Task instructions: Check each line of the data below for the word "silencio", then extract the ones that have it.

Data for the task:

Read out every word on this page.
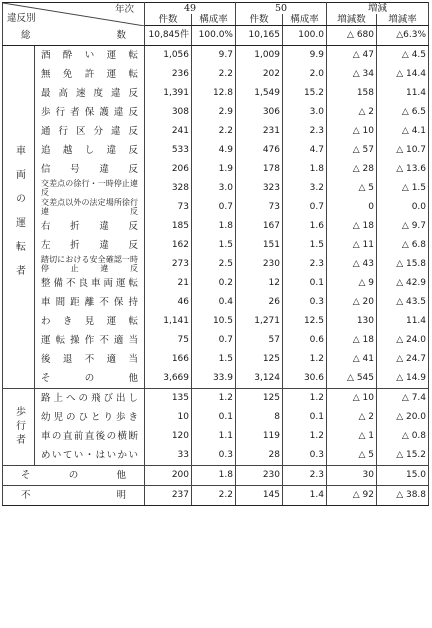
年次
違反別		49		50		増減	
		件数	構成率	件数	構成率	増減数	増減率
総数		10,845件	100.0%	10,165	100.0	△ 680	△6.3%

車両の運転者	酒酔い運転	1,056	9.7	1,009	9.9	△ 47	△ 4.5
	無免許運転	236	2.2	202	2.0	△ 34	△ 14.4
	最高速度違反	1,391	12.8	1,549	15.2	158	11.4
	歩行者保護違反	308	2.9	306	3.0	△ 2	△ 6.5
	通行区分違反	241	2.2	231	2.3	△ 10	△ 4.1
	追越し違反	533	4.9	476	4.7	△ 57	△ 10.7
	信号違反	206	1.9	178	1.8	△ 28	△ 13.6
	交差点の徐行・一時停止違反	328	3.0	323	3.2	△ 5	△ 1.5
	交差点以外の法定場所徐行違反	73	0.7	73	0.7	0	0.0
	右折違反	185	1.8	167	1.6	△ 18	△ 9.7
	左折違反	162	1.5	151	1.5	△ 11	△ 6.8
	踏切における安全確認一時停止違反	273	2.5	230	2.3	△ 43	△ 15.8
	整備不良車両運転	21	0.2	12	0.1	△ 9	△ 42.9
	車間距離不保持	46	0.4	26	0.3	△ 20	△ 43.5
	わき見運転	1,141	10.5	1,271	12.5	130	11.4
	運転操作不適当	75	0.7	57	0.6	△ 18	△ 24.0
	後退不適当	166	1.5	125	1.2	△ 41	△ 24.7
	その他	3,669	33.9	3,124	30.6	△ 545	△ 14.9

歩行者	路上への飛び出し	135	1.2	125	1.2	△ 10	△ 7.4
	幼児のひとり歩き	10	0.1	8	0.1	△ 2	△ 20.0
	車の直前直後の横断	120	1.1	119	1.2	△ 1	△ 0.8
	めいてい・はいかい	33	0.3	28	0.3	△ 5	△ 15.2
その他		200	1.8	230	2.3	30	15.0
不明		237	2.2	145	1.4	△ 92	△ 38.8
* * *
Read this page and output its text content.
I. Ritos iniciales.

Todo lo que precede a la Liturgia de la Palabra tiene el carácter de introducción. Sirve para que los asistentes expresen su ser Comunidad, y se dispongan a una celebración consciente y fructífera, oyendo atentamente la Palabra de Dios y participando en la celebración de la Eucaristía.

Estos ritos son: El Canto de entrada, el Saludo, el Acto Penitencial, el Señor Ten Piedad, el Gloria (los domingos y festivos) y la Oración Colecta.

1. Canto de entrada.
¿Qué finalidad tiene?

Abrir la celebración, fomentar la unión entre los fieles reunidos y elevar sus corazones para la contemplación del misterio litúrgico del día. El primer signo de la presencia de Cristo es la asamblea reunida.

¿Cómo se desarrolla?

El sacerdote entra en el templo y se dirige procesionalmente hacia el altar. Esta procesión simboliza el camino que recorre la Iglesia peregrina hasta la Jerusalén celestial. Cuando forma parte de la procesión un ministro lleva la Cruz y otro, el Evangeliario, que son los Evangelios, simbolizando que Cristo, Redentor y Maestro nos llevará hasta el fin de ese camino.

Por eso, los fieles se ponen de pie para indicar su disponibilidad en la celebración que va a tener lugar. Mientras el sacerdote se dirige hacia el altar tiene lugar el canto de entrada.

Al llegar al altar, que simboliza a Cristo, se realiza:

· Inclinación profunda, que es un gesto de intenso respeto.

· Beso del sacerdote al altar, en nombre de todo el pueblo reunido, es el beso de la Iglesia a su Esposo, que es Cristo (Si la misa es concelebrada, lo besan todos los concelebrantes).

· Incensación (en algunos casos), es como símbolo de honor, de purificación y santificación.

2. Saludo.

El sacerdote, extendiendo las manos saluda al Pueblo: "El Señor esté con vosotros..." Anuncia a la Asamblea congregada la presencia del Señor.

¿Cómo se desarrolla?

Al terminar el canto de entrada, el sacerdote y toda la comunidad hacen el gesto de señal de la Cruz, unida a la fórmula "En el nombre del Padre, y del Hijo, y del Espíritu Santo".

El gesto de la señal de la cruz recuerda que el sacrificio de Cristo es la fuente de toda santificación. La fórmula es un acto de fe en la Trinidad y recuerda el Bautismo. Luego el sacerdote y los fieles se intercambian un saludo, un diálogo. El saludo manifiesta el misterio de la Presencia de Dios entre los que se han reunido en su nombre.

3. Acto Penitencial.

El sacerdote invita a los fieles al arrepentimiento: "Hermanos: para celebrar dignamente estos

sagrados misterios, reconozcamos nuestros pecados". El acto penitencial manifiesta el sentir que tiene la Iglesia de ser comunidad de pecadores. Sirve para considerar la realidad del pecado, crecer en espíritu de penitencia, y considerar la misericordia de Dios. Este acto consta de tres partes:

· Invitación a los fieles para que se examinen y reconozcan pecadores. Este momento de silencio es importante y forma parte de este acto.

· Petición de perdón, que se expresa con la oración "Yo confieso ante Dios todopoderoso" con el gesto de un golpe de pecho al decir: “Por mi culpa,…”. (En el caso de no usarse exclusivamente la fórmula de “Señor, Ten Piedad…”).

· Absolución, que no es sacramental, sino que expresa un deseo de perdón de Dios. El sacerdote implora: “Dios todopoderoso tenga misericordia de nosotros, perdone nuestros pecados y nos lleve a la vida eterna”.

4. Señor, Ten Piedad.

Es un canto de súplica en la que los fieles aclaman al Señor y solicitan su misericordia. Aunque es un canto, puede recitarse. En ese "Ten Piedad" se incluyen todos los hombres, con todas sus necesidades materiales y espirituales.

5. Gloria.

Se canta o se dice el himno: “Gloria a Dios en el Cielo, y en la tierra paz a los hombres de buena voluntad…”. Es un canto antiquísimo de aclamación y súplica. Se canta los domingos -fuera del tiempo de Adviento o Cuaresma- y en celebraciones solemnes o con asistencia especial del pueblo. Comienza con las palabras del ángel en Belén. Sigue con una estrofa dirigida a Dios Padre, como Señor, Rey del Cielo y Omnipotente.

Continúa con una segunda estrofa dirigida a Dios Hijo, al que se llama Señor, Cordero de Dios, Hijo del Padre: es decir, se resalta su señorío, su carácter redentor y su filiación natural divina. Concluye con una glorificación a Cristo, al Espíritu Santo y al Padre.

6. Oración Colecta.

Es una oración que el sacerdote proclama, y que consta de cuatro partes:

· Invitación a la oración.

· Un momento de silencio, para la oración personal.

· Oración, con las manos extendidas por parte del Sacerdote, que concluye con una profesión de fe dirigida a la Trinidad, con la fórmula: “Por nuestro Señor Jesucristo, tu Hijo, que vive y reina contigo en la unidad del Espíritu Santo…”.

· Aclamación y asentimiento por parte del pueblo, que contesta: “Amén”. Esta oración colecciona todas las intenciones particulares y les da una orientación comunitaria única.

Answer to this task:
· Invitación a los fieles para que se examinen y reconozcan pecadores. Este momento de silencio es importante y forma parte de este acto.
· Un momento de silencio, para la oración personal.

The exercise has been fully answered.